Report the count of lines that carry the string "endpoint", and add nothing.

::::

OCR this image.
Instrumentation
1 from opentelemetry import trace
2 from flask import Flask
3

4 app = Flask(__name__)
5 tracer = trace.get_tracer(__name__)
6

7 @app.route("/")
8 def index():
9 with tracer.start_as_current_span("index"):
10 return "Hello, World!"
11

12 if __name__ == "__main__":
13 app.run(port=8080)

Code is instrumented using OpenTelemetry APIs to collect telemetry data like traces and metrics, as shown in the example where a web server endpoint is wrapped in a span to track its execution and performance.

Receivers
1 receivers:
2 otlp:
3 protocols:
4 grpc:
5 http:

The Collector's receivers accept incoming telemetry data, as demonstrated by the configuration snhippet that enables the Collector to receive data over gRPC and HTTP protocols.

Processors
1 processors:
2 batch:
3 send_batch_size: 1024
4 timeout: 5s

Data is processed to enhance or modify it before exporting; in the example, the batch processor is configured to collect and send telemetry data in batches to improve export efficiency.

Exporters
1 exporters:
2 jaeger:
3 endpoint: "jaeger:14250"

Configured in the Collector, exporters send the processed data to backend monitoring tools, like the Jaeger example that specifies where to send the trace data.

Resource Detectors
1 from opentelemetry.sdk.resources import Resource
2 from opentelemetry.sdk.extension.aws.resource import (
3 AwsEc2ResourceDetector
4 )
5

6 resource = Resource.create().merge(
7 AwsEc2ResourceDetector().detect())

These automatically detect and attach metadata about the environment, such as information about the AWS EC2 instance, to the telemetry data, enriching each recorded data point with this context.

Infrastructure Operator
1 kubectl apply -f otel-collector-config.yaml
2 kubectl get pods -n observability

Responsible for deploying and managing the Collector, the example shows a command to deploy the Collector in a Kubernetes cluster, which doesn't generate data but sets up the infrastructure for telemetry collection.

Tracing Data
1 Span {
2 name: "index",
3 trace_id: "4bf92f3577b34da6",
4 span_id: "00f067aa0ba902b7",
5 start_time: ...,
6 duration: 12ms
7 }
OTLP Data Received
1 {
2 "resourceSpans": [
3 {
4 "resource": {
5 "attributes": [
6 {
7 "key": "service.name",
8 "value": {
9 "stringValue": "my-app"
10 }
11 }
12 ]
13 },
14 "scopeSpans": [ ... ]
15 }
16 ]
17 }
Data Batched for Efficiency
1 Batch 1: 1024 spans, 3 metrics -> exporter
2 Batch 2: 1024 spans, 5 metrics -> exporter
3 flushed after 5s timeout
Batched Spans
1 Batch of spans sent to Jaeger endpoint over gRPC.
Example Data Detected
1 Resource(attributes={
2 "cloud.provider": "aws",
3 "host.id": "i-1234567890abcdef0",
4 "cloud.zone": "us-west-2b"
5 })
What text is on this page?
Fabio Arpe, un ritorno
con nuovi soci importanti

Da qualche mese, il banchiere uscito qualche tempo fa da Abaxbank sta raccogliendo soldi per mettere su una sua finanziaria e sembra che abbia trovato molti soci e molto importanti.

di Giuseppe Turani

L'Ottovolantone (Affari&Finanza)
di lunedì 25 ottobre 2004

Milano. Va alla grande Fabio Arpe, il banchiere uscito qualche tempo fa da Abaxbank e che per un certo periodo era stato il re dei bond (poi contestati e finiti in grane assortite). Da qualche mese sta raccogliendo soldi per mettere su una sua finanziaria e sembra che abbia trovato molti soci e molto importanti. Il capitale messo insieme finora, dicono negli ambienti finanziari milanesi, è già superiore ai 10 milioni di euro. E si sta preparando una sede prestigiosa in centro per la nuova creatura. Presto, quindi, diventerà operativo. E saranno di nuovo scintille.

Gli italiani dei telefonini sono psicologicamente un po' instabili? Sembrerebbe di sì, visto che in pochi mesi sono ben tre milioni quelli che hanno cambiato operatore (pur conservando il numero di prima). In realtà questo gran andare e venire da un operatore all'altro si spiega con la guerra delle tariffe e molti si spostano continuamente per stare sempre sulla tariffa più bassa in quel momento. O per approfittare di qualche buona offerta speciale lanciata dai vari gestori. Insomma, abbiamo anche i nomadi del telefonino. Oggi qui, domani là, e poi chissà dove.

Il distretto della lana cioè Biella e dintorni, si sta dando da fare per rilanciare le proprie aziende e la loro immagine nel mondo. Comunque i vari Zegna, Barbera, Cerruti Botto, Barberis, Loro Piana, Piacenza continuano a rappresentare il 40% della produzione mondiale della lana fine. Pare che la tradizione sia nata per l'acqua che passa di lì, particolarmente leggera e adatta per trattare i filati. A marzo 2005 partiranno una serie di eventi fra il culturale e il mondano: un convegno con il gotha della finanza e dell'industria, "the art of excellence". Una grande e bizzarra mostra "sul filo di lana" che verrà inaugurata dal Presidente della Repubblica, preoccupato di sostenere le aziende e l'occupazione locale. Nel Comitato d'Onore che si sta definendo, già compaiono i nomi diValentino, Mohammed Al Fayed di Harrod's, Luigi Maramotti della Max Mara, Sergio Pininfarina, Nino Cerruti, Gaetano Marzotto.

::::

> Output for this exercise
3